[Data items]
■ ■ ■ ■ ■ ■ ■

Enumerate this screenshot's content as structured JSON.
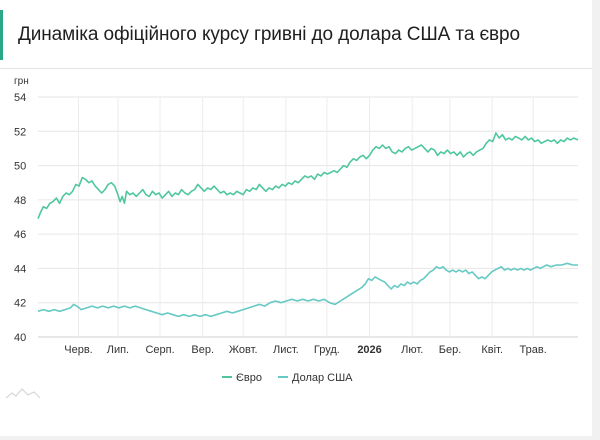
{
  "header": {
    "title": "Динаміка офіційного курсу гривні до долара США та євро"
  },
  "chart_data": {
    "type": "line",
    "title": "Динаміка офіційного курсу гривні до долара США та євро",
    "ylabel": "грн",
    "xlabel": "",
    "ylim": [
      40,
      54
    ],
    "yticks": [
      40,
      42,
      44,
      46,
      48,
      50,
      52,
      54
    ],
    "grid": true,
    "legend_position": "bottom",
    "x_tick_labels": [
      {
        "label": "Черв.",
        "t": 0.075,
        "bold": false
      },
      {
        "label": "Лип.",
        "t": 0.148,
        "bold": false
      },
      {
        "label": "Серп.",
        "t": 0.226,
        "bold": false
      },
      {
        "label": "Вер.",
        "t": 0.305,
        "bold": false
      },
      {
        "label": "Жовт.",
        "t": 0.38,
        "bold": false
      },
      {
        "label": "Лист.",
        "t": 0.459,
        "bold": false
      },
      {
        "label": "Груд.",
        "t": 0.535,
        "bold": false
      },
      {
        "label": "2026",
        "t": 0.614,
        "bold": true
      },
      {
        "label": "Лют.",
        "t": 0.693,
        "bold": false
      },
      {
        "label": "Бер.",
        "t": 0.763,
        "bold": false
      },
      {
        "label": "Квіт.",
        "t": 0.841,
        "bold": false
      },
      {
        "label": "Трав.",
        "t": 0.917,
        "bold": false
      }
    ],
    "series": [
      {
        "name": "Євро",
        "color": "#4fc79d",
        "points": [
          [
            0.0,
            46.9
          ],
          [
            0.005,
            47.3
          ],
          [
            0.01,
            47.6
          ],
          [
            0.016,
            47.5
          ],
          [
            0.022,
            47.8
          ],
          [
            0.028,
            47.9
          ],
          [
            0.034,
            48.1
          ],
          [
            0.04,
            47.8
          ],
          [
            0.046,
            48.2
          ],
          [
            0.052,
            48.4
          ],
          [
            0.058,
            48.3
          ],
          [
            0.064,
            48.5
          ],
          [
            0.07,
            48.9
          ],
          [
            0.076,
            48.8
          ],
          [
            0.082,
            49.3
          ],
          [
            0.088,
            49.2
          ],
          [
            0.094,
            49.0
          ],
          [
            0.1,
            49.1
          ],
          [
            0.106,
            48.8
          ],
          [
            0.112,
            48.6
          ],
          [
            0.118,
            48.4
          ],
          [
            0.124,
            48.6
          ],
          [
            0.13,
            48.9
          ],
          [
            0.136,
            49.0
          ],
          [
            0.142,
            48.8
          ],
          [
            0.148,
            48.3
          ],
          [
            0.152,
            47.9
          ],
          [
            0.156,
            48.2
          ],
          [
            0.16,
            47.8
          ],
          [
            0.164,
            48.5
          ],
          [
            0.17,
            48.3
          ],
          [
            0.176,
            48.4
          ],
          [
            0.182,
            48.2
          ],
          [
            0.188,
            48.4
          ],
          [
            0.194,
            48.6
          ],
          [
            0.2,
            48.3
          ],
          [
            0.206,
            48.2
          ],
          [
            0.212,
            48.5
          ],
          [
            0.218,
            48.3
          ],
          [
            0.224,
            48.4
          ],
          [
            0.23,
            48.1
          ],
          [
            0.236,
            48.3
          ],
          [
            0.242,
            48.5
          ],
          [
            0.248,
            48.2
          ],
          [
            0.254,
            48.4
          ],
          [
            0.26,
            48.3
          ],
          [
            0.266,
            48.6
          ],
          [
            0.272,
            48.4
          ],
          [
            0.278,
            48.3
          ],
          [
            0.284,
            48.5
          ],
          [
            0.29,
            48.6
          ],
          [
            0.296,
            48.9
          ],
          [
            0.302,
            48.7
          ],
          [
            0.308,
            48.5
          ],
          [
            0.314,
            48.7
          ],
          [
            0.32,
            48.6
          ],
          [
            0.326,
            48.8
          ],
          [
            0.332,
            48.6
          ],
          [
            0.338,
            48.4
          ],
          [
            0.344,
            48.5
          ],
          [
            0.35,
            48.3
          ],
          [
            0.356,
            48.4
          ],
          [
            0.362,
            48.3
          ],
          [
            0.368,
            48.5
          ],
          [
            0.374,
            48.4
          ],
          [
            0.38,
            48.3
          ],
          [
            0.386,
            48.6
          ],
          [
            0.392,
            48.5
          ],
          [
            0.398,
            48.7
          ],
          [
            0.404,
            48.6
          ],
          [
            0.41,
            48.9
          ],
          [
            0.416,
            48.7
          ],
          [
            0.422,
            48.5
          ],
          [
            0.428,
            48.7
          ],
          [
            0.434,
            48.6
          ],
          [
            0.44,
            48.8
          ],
          [
            0.446,
            48.7
          ],
          [
            0.452,
            48.9
          ],
          [
            0.458,
            48.8
          ],
          [
            0.464,
            49.0
          ],
          [
            0.47,
            48.9
          ],
          [
            0.476,
            49.1
          ],
          [
            0.482,
            49.0
          ],
          [
            0.488,
            49.2
          ],
          [
            0.494,
            49.4
          ],
          [
            0.5,
            49.3
          ],
          [
            0.506,
            49.4
          ],
          [
            0.512,
            49.2
          ],
          [
            0.518,
            49.5
          ],
          [
            0.524,
            49.4
          ],
          [
            0.53,
            49.6
          ],
          [
            0.536,
            49.5
          ],
          [
            0.542,
            49.6
          ],
          [
            0.548,
            49.7
          ],
          [
            0.554,
            49.6
          ],
          [
            0.56,
            49.8
          ],
          [
            0.566,
            50.0
          ],
          [
            0.572,
            49.9
          ],
          [
            0.578,
            50.2
          ],
          [
            0.584,
            50.4
          ],
          [
            0.59,
            50.3
          ],
          [
            0.596,
            50.5
          ],
          [
            0.602,
            50.6
          ],
          [
            0.608,
            50.4
          ],
          [
            0.614,
            50.6
          ],
          [
            0.62,
            50.9
          ],
          [
            0.626,
            51.1
          ],
          [
            0.632,
            51.0
          ],
          [
            0.638,
            51.2
          ],
          [
            0.644,
            51.0
          ],
          [
            0.65,
            51.1
          ],
          [
            0.656,
            50.8
          ],
          [
            0.662,
            50.7
          ],
          [
            0.668,
            50.9
          ],
          [
            0.674,
            50.8
          ],
          [
            0.68,
            51.0
          ],
          [
            0.686,
            51.1
          ],
          [
            0.692,
            50.9
          ],
          [
            0.698,
            51.0
          ],
          [
            0.704,
            51.1
          ],
          [
            0.71,
            51.2
          ],
          [
            0.716,
            51.0
          ],
          [
            0.722,
            50.8
          ],
          [
            0.728,
            51.0
          ],
          [
            0.734,
            50.9
          ],
          [
            0.74,
            50.6
          ],
          [
            0.746,
            50.8
          ],
          [
            0.752,
            50.7
          ],
          [
            0.758,
            50.9
          ],
          [
            0.764,
            50.7
          ],
          [
            0.77,
            50.8
          ],
          [
            0.776,
            50.6
          ],
          [
            0.782,
            50.8
          ],
          [
            0.788,
            50.5
          ],
          [
            0.794,
            50.7
          ],
          [
            0.8,
            50.8
          ],
          [
            0.806,
            50.6
          ],
          [
            0.812,
            50.8
          ],
          [
            0.818,
            50.9
          ],
          [
            0.824,
            51.0
          ],
          [
            0.83,
            51.3
          ],
          [
            0.836,
            51.5
          ],
          [
            0.842,
            51.4
          ],
          [
            0.848,
            51.9
          ],
          [
            0.854,
            51.6
          ],
          [
            0.86,
            51.8
          ],
          [
            0.866,
            51.5
          ],
          [
            0.872,
            51.6
          ],
          [
            0.878,
            51.5
          ],
          [
            0.884,
            51.7
          ],
          [
            0.89,
            51.6
          ],
          [
            0.896,
            51.5
          ],
          [
            0.902,
            51.7
          ],
          [
            0.908,
            51.5
          ],
          [
            0.914,
            51.6
          ],
          [
            0.92,
            51.4
          ],
          [
            0.926,
            51.5
          ],
          [
            0.932,
            51.3
          ],
          [
            0.938,
            51.4
          ],
          [
            0.944,
            51.5
          ],
          [
            0.95,
            51.4
          ],
          [
            0.956,
            51.5
          ],
          [
            0.962,
            51.3
          ],
          [
            0.968,
            51.5
          ],
          [
            0.974,
            51.4
          ],
          [
            0.98,
            51.6
          ],
          [
            0.986,
            51.5
          ],
          [
            0.992,
            51.6
          ],
          [
            1.0,
            51.5
          ]
        ]
      },
      {
        "name": "Долар США",
        "color": "#66c9c4",
        "points": [
          [
            0.0,
            41.5
          ],
          [
            0.01,
            41.6
          ],
          [
            0.02,
            41.5
          ],
          [
            0.03,
            41.6
          ],
          [
            0.04,
            41.5
          ],
          [
            0.05,
            41.6
          ],
          [
            0.06,
            41.7
          ],
          [
            0.066,
            41.9
          ],
          [
            0.072,
            41.8
          ],
          [
            0.08,
            41.6
          ],
          [
            0.09,
            41.7
          ],
          [
            0.1,
            41.8
          ],
          [
            0.11,
            41.7
          ],
          [
            0.12,
            41.8
          ],
          [
            0.13,
            41.7
          ],
          [
            0.14,
            41.8
          ],
          [
            0.15,
            41.7
          ],
          [
            0.16,
            41.8
          ],
          [
            0.17,
            41.7
          ],
          [
            0.18,
            41.8
          ],
          [
            0.19,
            41.7
          ],
          [
            0.2,
            41.6
          ],
          [
            0.21,
            41.5
          ],
          [
            0.22,
            41.4
          ],
          [
            0.23,
            41.3
          ],
          [
            0.24,
            41.4
          ],
          [
            0.25,
            41.3
          ],
          [
            0.26,
            41.2
          ],
          [
            0.27,
            41.3
          ],
          [
            0.28,
            41.2
          ],
          [
            0.29,
            41.3
          ],
          [
            0.3,
            41.2
          ],
          [
            0.31,
            41.3
          ],
          [
            0.32,
            41.2
          ],
          [
            0.33,
            41.3
          ],
          [
            0.34,
            41.4
          ],
          [
            0.35,
            41.5
          ],
          [
            0.36,
            41.4
          ],
          [
            0.37,
            41.5
          ],
          [
            0.38,
            41.6
          ],
          [
            0.39,
            41.7
          ],
          [
            0.4,
            41.8
          ],
          [
            0.41,
            41.9
          ],
          [
            0.42,
            41.8
          ],
          [
            0.43,
            42.0
          ],
          [
            0.44,
            42.1
          ],
          [
            0.45,
            42.0
          ],
          [
            0.46,
            42.1
          ],
          [
            0.47,
            42.2
          ],
          [
            0.48,
            42.1
          ],
          [
            0.49,
            42.2
          ],
          [
            0.5,
            42.1
          ],
          [
            0.51,
            42.2
          ],
          [
            0.52,
            42.1
          ],
          [
            0.53,
            42.2
          ],
          [
            0.54,
            42.0
          ],
          [
            0.55,
            41.9
          ],
          [
            0.56,
            42.1
          ],
          [
            0.57,
            42.3
          ],
          [
            0.58,
            42.5
          ],
          [
            0.59,
            42.7
          ],
          [
            0.6,
            42.9
          ],
          [
            0.606,
            43.1
          ],
          [
            0.612,
            43.4
          ],
          [
            0.618,
            43.3
          ],
          [
            0.624,
            43.5
          ],
          [
            0.63,
            43.4
          ],
          [
            0.636,
            43.3
          ],
          [
            0.642,
            43.2
          ],
          [
            0.648,
            43.0
          ],
          [
            0.654,
            42.8
          ],
          [
            0.66,
            43.0
          ],
          [
            0.666,
            42.9
          ],
          [
            0.672,
            43.1
          ],
          [
            0.678,
            43.0
          ],
          [
            0.684,
            43.2
          ],
          [
            0.69,
            43.1
          ],
          [
            0.696,
            43.2
          ],
          [
            0.702,
            43.1
          ],
          [
            0.708,
            43.3
          ],
          [
            0.714,
            43.4
          ],
          [
            0.72,
            43.6
          ],
          [
            0.726,
            43.8
          ],
          [
            0.732,
            43.9
          ],
          [
            0.738,
            44.1
          ],
          [
            0.744,
            44.0
          ],
          [
            0.75,
            44.1
          ],
          [
            0.756,
            43.9
          ],
          [
            0.762,
            43.8
          ],
          [
            0.768,
            43.9
          ],
          [
            0.774,
            43.8
          ],
          [
            0.78,
            43.9
          ],
          [
            0.786,
            43.8
          ],
          [
            0.792,
            43.9
          ],
          [
            0.798,
            43.7
          ],
          [
            0.804,
            43.8
          ],
          [
            0.81,
            43.6
          ],
          [
            0.816,
            43.4
          ],
          [
            0.822,
            43.5
          ],
          [
            0.828,
            43.4
          ],
          [
            0.834,
            43.6
          ],
          [
            0.84,
            43.8
          ],
          [
            0.846,
            43.9
          ],
          [
            0.852,
            44.0
          ],
          [
            0.858,
            44.1
          ],
          [
            0.864,
            43.9
          ],
          [
            0.87,
            44.0
          ],
          [
            0.876,
            43.9
          ],
          [
            0.882,
            44.0
          ],
          [
            0.888,
            43.9
          ],
          [
            0.894,
            44.0
          ],
          [
            0.9,
            43.9
          ],
          [
            0.906,
            44.0
          ],
          [
            0.912,
            43.9
          ],
          [
            0.918,
            44.0
          ],
          [
            0.924,
            44.1
          ],
          [
            0.93,
            44.0
          ],
          [
            0.936,
            44.1
          ],
          [
            0.942,
            44.2
          ],
          [
            0.95,
            44.1
          ],
          [
            0.96,
            44.2
          ],
          [
            0.97,
            44.2
          ],
          [
            0.98,
            44.3
          ],
          [
            0.99,
            44.2
          ],
          [
            1.0,
            44.2
          ]
        ]
      }
    ]
  }
}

■ ■ ■ ■ ■ ■ ■

TASK PROMPT:
Filter the records above and return every line that holds the word "долара".

TASK ANSWER:
    "title": "Динаміка офіційного курсу гривні до долара США та євро"
    "title": "Динаміка офіційного курсу гривні до долара США та євро",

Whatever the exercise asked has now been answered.